■ **The input**

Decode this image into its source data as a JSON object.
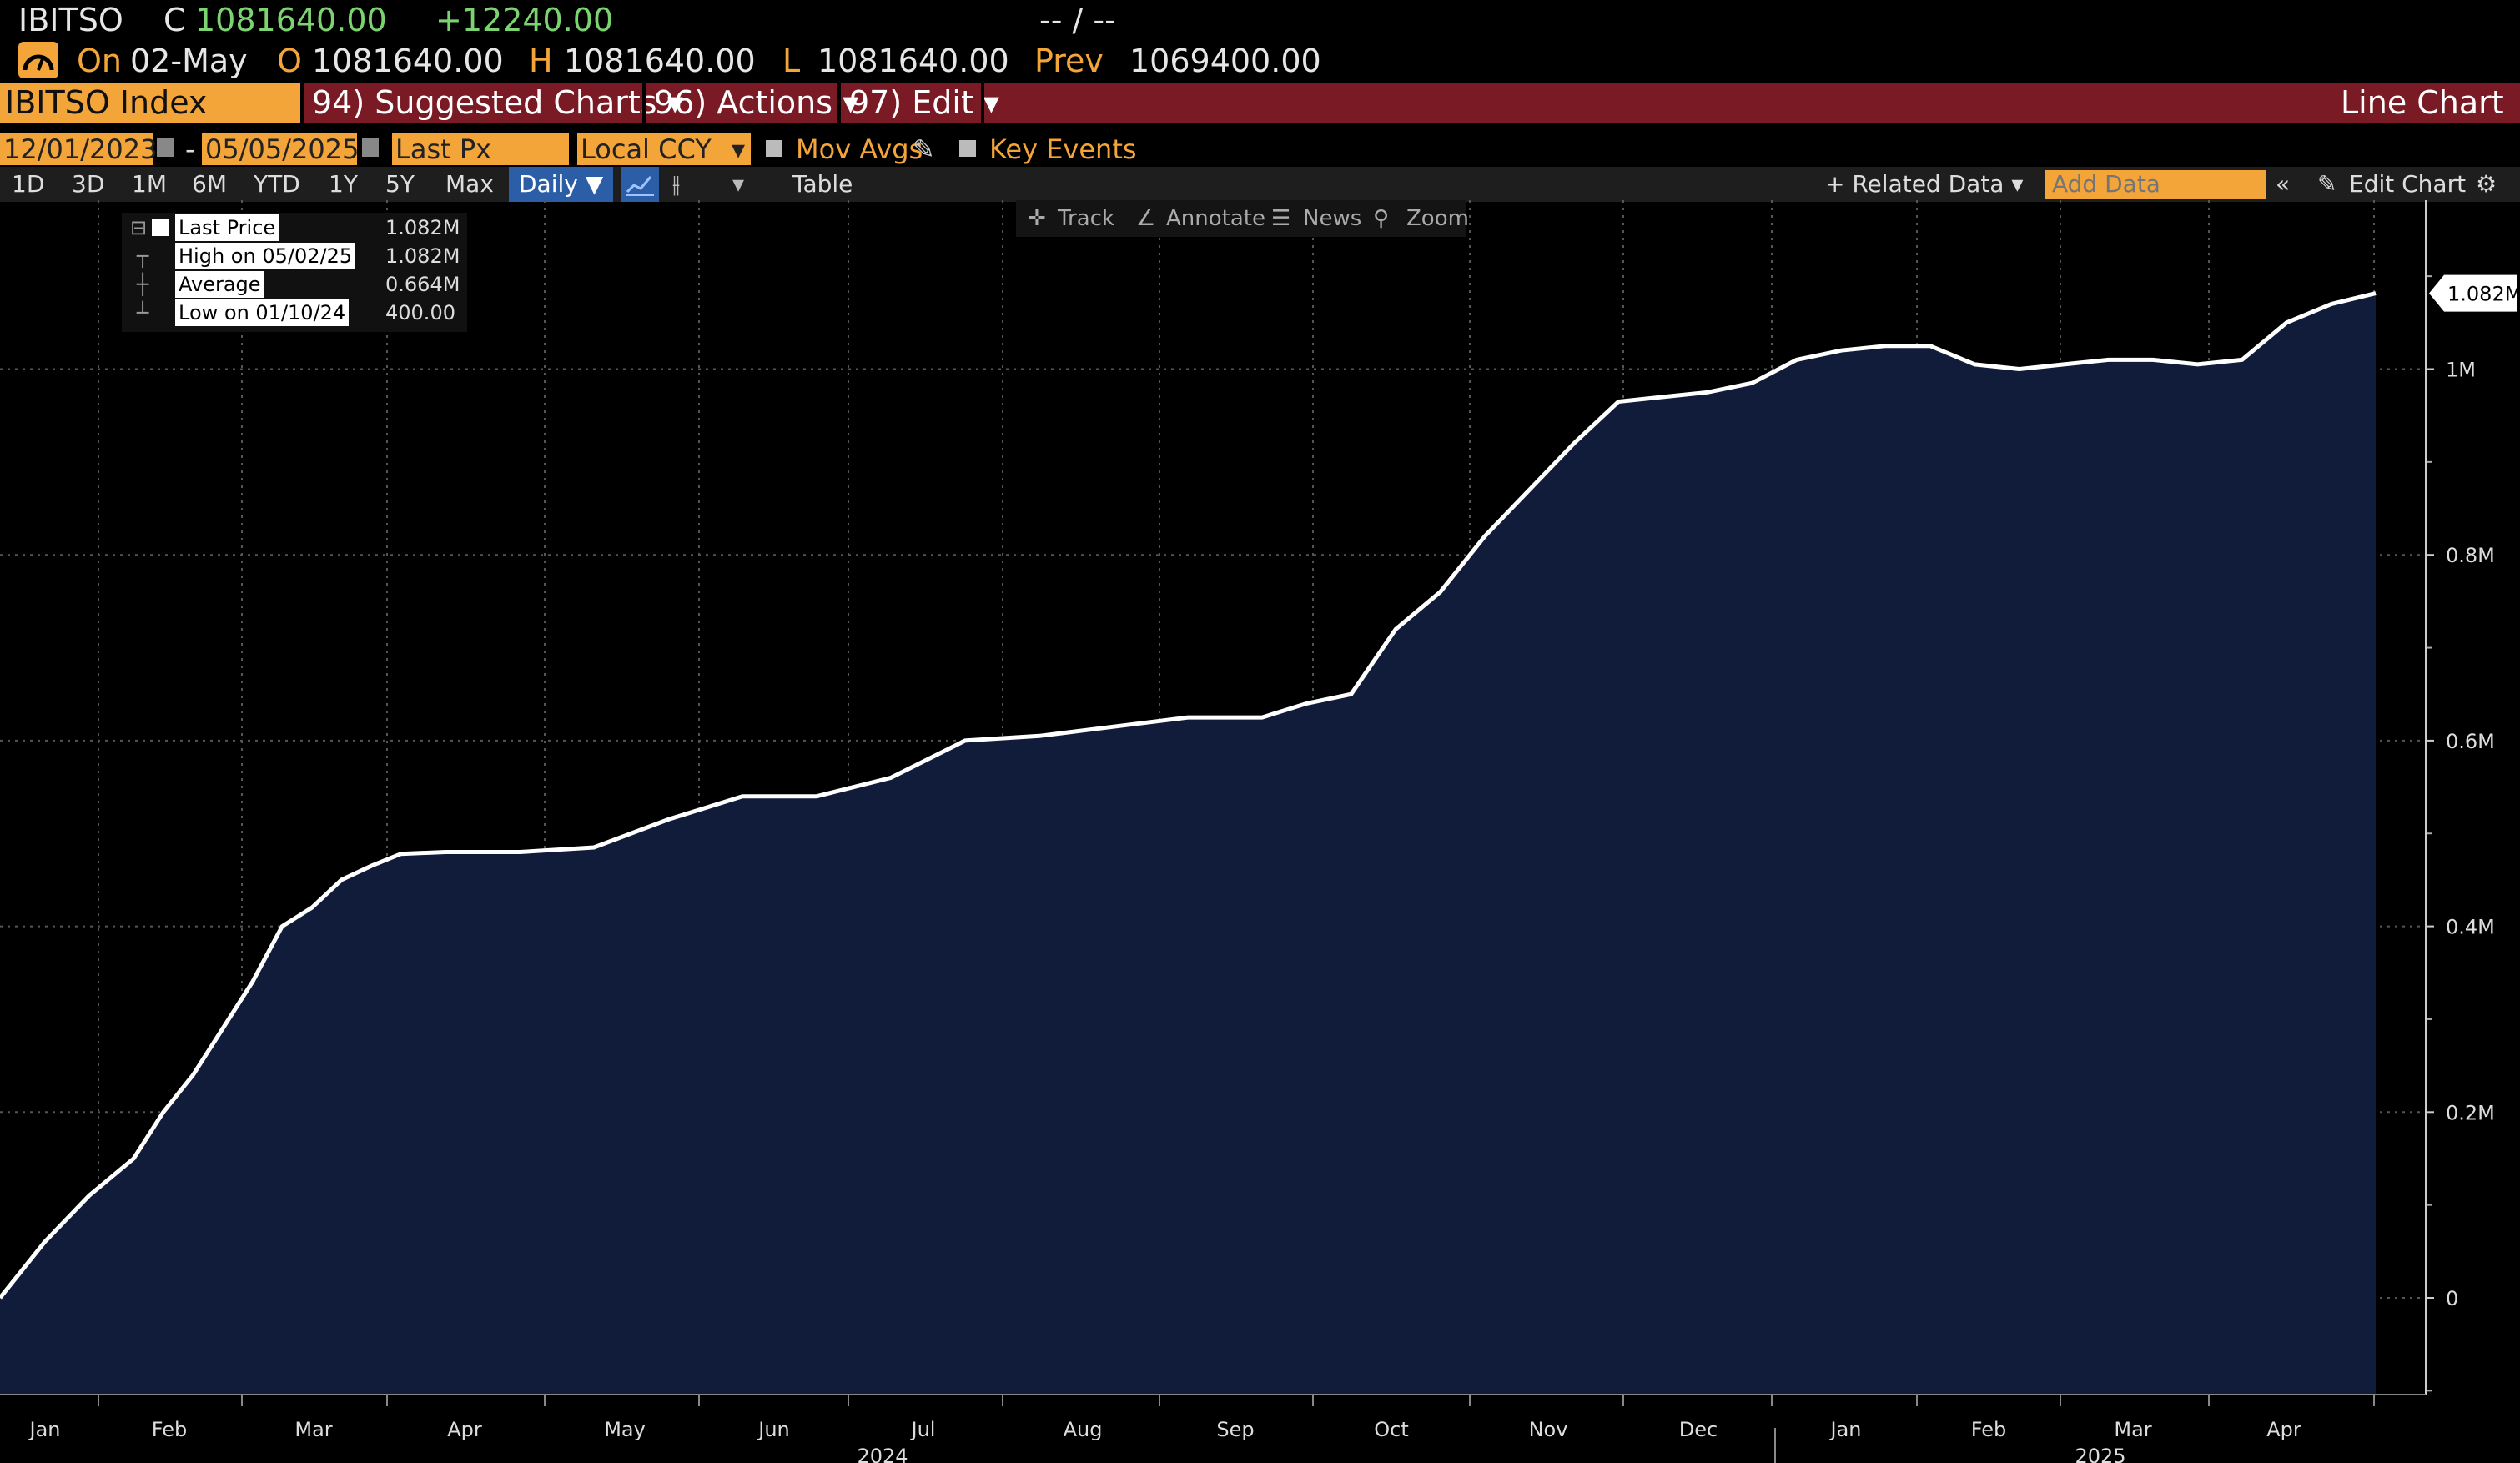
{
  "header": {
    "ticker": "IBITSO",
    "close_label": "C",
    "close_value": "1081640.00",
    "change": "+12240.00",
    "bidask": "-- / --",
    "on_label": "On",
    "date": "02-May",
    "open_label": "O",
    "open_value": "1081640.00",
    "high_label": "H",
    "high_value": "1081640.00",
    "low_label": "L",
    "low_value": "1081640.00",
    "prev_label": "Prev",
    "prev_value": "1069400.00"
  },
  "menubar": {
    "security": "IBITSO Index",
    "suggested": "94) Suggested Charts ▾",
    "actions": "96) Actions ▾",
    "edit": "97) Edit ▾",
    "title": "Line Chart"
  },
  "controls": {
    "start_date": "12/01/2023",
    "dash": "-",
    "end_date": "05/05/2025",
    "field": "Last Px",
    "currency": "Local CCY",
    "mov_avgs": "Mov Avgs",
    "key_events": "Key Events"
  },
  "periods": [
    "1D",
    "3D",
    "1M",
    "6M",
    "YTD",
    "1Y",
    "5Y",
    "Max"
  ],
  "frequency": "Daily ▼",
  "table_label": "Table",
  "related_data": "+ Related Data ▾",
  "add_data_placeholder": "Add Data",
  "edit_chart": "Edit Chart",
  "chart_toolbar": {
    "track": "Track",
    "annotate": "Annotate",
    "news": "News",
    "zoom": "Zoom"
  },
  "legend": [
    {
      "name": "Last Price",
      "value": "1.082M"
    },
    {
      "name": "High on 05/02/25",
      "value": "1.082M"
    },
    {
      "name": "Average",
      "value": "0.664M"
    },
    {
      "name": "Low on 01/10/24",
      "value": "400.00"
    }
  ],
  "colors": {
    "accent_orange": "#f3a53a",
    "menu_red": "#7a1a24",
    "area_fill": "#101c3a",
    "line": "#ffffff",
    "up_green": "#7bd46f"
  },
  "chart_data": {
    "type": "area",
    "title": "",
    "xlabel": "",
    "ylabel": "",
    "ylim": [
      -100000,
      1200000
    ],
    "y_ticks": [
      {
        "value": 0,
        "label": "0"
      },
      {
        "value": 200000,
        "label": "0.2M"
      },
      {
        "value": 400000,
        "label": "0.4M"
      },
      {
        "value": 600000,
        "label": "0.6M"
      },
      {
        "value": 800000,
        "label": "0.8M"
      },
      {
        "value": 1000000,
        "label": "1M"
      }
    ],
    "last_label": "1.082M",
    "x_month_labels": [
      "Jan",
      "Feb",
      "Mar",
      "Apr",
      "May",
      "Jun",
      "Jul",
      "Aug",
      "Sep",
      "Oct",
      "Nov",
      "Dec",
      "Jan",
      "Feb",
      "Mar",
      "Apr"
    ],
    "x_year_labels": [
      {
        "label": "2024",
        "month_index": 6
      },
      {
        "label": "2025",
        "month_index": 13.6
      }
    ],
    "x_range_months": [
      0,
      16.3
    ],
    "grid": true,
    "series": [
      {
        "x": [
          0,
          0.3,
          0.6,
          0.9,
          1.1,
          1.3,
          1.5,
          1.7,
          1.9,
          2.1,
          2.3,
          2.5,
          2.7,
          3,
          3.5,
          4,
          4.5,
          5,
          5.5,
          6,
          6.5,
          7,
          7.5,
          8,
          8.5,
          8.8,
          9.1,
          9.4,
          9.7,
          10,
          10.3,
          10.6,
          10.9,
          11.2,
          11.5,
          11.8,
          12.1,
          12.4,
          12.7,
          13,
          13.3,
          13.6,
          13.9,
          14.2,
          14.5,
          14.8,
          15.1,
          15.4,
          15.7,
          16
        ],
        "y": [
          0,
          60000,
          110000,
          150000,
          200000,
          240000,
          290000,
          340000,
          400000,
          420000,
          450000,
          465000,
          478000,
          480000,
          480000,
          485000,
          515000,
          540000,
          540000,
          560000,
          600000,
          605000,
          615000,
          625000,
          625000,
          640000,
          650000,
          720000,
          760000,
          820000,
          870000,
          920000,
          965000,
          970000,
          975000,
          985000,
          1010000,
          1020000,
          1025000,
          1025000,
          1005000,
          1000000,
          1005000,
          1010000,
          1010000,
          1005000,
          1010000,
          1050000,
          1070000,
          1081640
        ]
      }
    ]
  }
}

■ **What you will do**
All of the entries above should be duplicated exactly, except for the pictures.

■ **Answer for the task**
Decode this image into its source data as a JSON object.
{
  "header": {
    "ticker": "IBITSO",
    "close_label": "C",
    "close_value": "1081640.00",
    "change": "+12240.00",
    "bidask": "-- / --",
    "on_label": "On",
    "date": "02-May",
    "open_label": "O",
    "open_value": "1081640.00",
    "high_label": "H",
    "high_value": "1081640.00",
    "low_label": "L",
    "low_value": "1081640.00",
    "prev_label": "Prev",
    "prev_value": "1069400.00"
  },
  "menubar": {
    "security": "IBITSO Index",
    "suggested": "94) Suggested Charts ▾",
    "actions": "96) Actions ▾",
    "edit": "97) Edit ▾",
    "title": "Line Chart"
  },
  "controls": {
    "start_date": "12/01/2023",
    "dash": "-",
    "end_date": "05/05/2025",
    "field": "Last Px",
    "currency": "Local CCY",
    "mov_avgs": "Mov Avgs",
    "key_events": "Key Events"
  },
  "periods": [
    "1D",
    "3D",
    "1M",
    "6M",
    "YTD",
    "1Y",
    "5Y",
    "Max"
  ],
  "frequency": "Daily ▼",
  "table_label": "Table",
  "related_data": "+ Related Data ▾",
  "add_data_placeholder": "Add Data",
  "edit_chart": "Edit Chart",
  "chart_toolbar": {
    "track": "Track",
    "annotate": "Annotate",
    "news": "News",
    "zoom": "Zoom"
  },
  "legend": [
    {
      "name": "Last Price",
      "value": "1.082M"
    },
    {
      "name": "High on 05/02/25",
      "value": "1.082M"
    },
    {
      "name": "Average",
      "value": "0.664M"
    },
    {
      "name": "Low on 01/10/24",
      "value": "400.00"
    }
  ],
  "colors": {
    "accent_orange": "#f3a53a",
    "menu_red": "#7a1a24",
    "area_fill": "#101c3a",
    "line": "#ffffff",
    "up_green": "#7bd46f"
  },
  "chart_data": {
    "type": "area",
    "title": "",
    "xlabel": "",
    "ylabel": "",
    "ylim": [
      -100000,
      1200000
    ],
    "y_ticks": [
      {
        "value": 0,
        "label": "0"
      },
      {
        "value": 200000,
        "label": "0.2M"
      },
      {
        "value": 400000,
        "label": "0.4M"
      },
      {
        "value": 600000,
        "label": "0.6M"
      },
      {
        "value": 800000,
        "label": "0.8M"
      },
      {
        "value": 1000000,
        "label": "1M"
      }
    ],
    "last_label": "1.082M",
    "x_month_labels": [
      "Jan",
      "Feb",
      "Mar",
      "Apr",
      "May",
      "Jun",
      "Jul",
      "Aug",
      "Sep",
      "Oct",
      "Nov",
      "Dec",
      "Jan",
      "Feb",
      "Mar",
      "Apr"
    ],
    "x_year_labels": [
      {
        "label": "2024",
        "month_index": 6
      },
      {
        "label": "2025",
        "month_index": 13.6
      }
    ],
    "x_range_months": [
      0,
      16.3
    ],
    "grid": true,
    "series": [
      {
        "x": [
          0,
          0.3,
          0.6,
          0.9,
          1.1,
          1.3,
          1.5,
          1.7,
          1.9,
          2.1,
          2.3,
          2.5,
          2.7,
          3,
          3.5,
          4,
          4.5,
          5,
          5.5,
          6,
          6.5,
          7,
          7.5,
          8,
          8.5,
          8.8,
          9.1,
          9.4,
          9.7,
          10,
          10.3,
          10.6,
          10.9,
          11.2,
          11.5,
          11.8,
          12.1,
          12.4,
          12.7,
          13,
          13.3,
          13.6,
          13.9,
          14.2,
          14.5,
          14.8,
          15.1,
          15.4,
          15.7,
          16
        ],
        "y": [
          0,
          60000,
          110000,
          150000,
          200000,
          240000,
          290000,
          340000,
          400000,
          420000,
          450000,
          465000,
          478000,
          480000,
          480000,
          485000,
          515000,
          540000,
          540000,
          560000,
          600000,
          605000,
          615000,
          625000,
          625000,
          640000,
          650000,
          720000,
          760000,
          820000,
          870000,
          920000,
          965000,
          970000,
          975000,
          985000,
          1010000,
          1020000,
          1025000,
          1025000,
          1005000,
          1000000,
          1005000,
          1010000,
          1010000,
          1005000,
          1010000,
          1050000,
          1070000,
          1081640
        ]
      }
    ]
  }
}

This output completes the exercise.